* [GIVEN INSTRUCTION]: Images do not belong in the copy. Retype all the entries below exactly.
┌────────
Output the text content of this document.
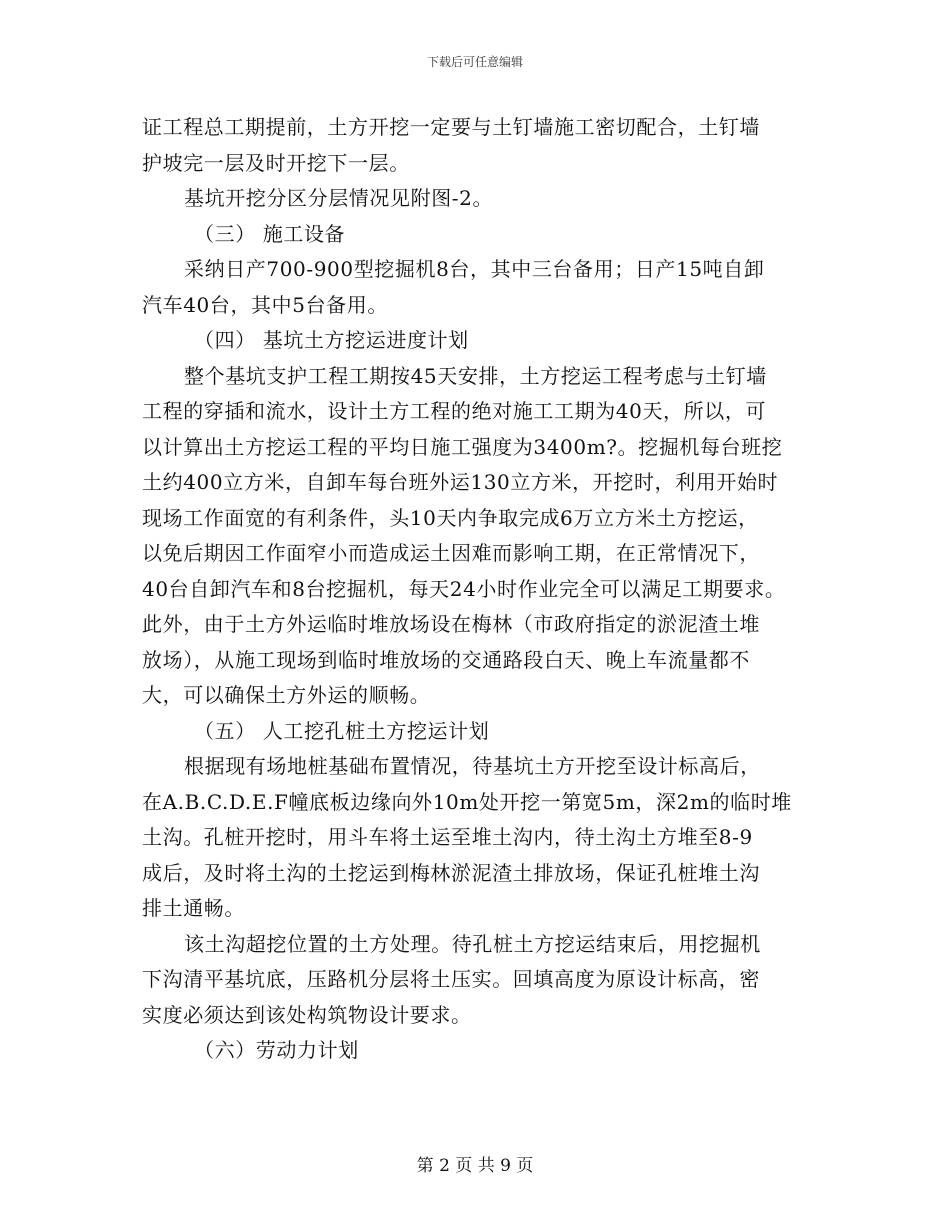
下载后可任意编辑
证工程总工期提前，土方开挖一定要与土钉墙施工密切配合，土钉墙
护坡完一层及时开挖下一层。
基坑开挖分区分层情况见附图-2。
（三） 施工设备
采纳日产700-900型挖掘机8台，其中三台备用；日产15吨自卸
汽车40台，其中5台备用。
（四） 基坑土方挖运进度计划
整个基坑支护工程工期按45天安排，土方挖运工程考虑与土钉墙
工程的穿插和流水，设计土方工程的绝对施工工期为40天，所以，可
以计算出土方挖运工程的平均日施工强度为3400m?。挖掘机每台班挖
土约400立方米，自卸车每台班外运130立方米，开挖时，利用开始时
现场工作面宽的有利条件，头10天内争取完成6万立方米土方挖运，
以免后期因工作面窄小而造成运土因难而影响工期，在正常情况下，
40台自卸汽车和8台挖掘机，每天24小时作业完全可以满足工期要求。
此外，由于土方外运临时堆放场设在梅林（市政府指定的淤泥渣土堆
放场），从施工现场到临时堆放场的交通路段白天、晚上车流量都不
大，可以确保土方外运的顺畅。
（五） 人工挖孔桩土方挖运计划
根据现有场地桩基础布置情况，待基坑土方开挖至设计标高后，
在A.B.C.D.E.F幢底板边缘向外10m处开挖一第宽5m，深2m的临时堆
土沟。孔桩开挖时，用斗车将土运至堆土沟内，待土沟土方堆至8-9
成后，及时将土沟的土挖运到梅林淤泥渣土排放场，保证孔桩堆土沟
排土通畅。
该土沟超挖位置的土方处理。待孔桩土方挖运结束后，用挖掘机
下沟清平基坑底，压路机分层将土压实。回填高度为原设计标高，密
实度必须达到该处构筑物设计要求。
（六）劳动力计划
第 2 页 共 9 页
└────────
* [EXERCISE RESPONSE]:
Output the text content of this document.
下载后可任意编辑
证工程总工期提前，土方开挖一定要与土钉墙施工密切配合，土钉墙
护坡完一层及时开挖下一层。
基坑开挖分区分层情况见附图-2。
（三） 施工设备
采纳日产700-900型挖掘机8台，其中三台备用；日产15吨自卸
汽车40台，其中5台备用。
（四） 基坑土方挖运进度计划
整个基坑支护工程工期按45天安排，土方挖运工程考虑与土钉墙
工程的穿插和流水，设计土方工程的绝对施工工期为40天，所以，可
以计算出土方挖运工程的平均日施工强度为3400m?。挖掘机每台班挖
土约400立方米，自卸车每台班外运130立方米，开挖时，利用开始时
现场工作面宽的有利条件，头10天内争取完成6万立方米土方挖运，
以免后期因工作面窄小而造成运土因难而影响工期，在正常情况下，
40台自卸汽车和8台挖掘机，每天24小时作业完全可以满足工期要求。
此外，由于土方外运临时堆放场设在梅林（市政府指定的淤泥渣土堆
放场），从施工现场到临时堆放场的交通路段白天、晚上车流量都不
大，可以确保土方外运的顺畅。
（五） 人工挖孔桩土方挖运计划
根据现有场地桩基础布置情况，待基坑土方开挖至设计标高后，
在A.B.C.D.E.F幢底板边缘向外10m处开挖一第宽5m，深2m的临时堆
土沟。孔桩开挖时，用斗车将土运至堆土沟内，待土沟土方堆至8-9
成后，及时将土沟的土挖运到梅林淤泥渣土排放场，保证孔桩堆土沟
排土通畅。
该土沟超挖位置的土方处理。待孔桩土方挖运结束后，用挖掘机
下沟清平基坑底，压路机分层将土压实。回填高度为原设计标高，密
实度必须达到该处构筑物设计要求。
（六）劳动力计划
第 2 页 共 9 页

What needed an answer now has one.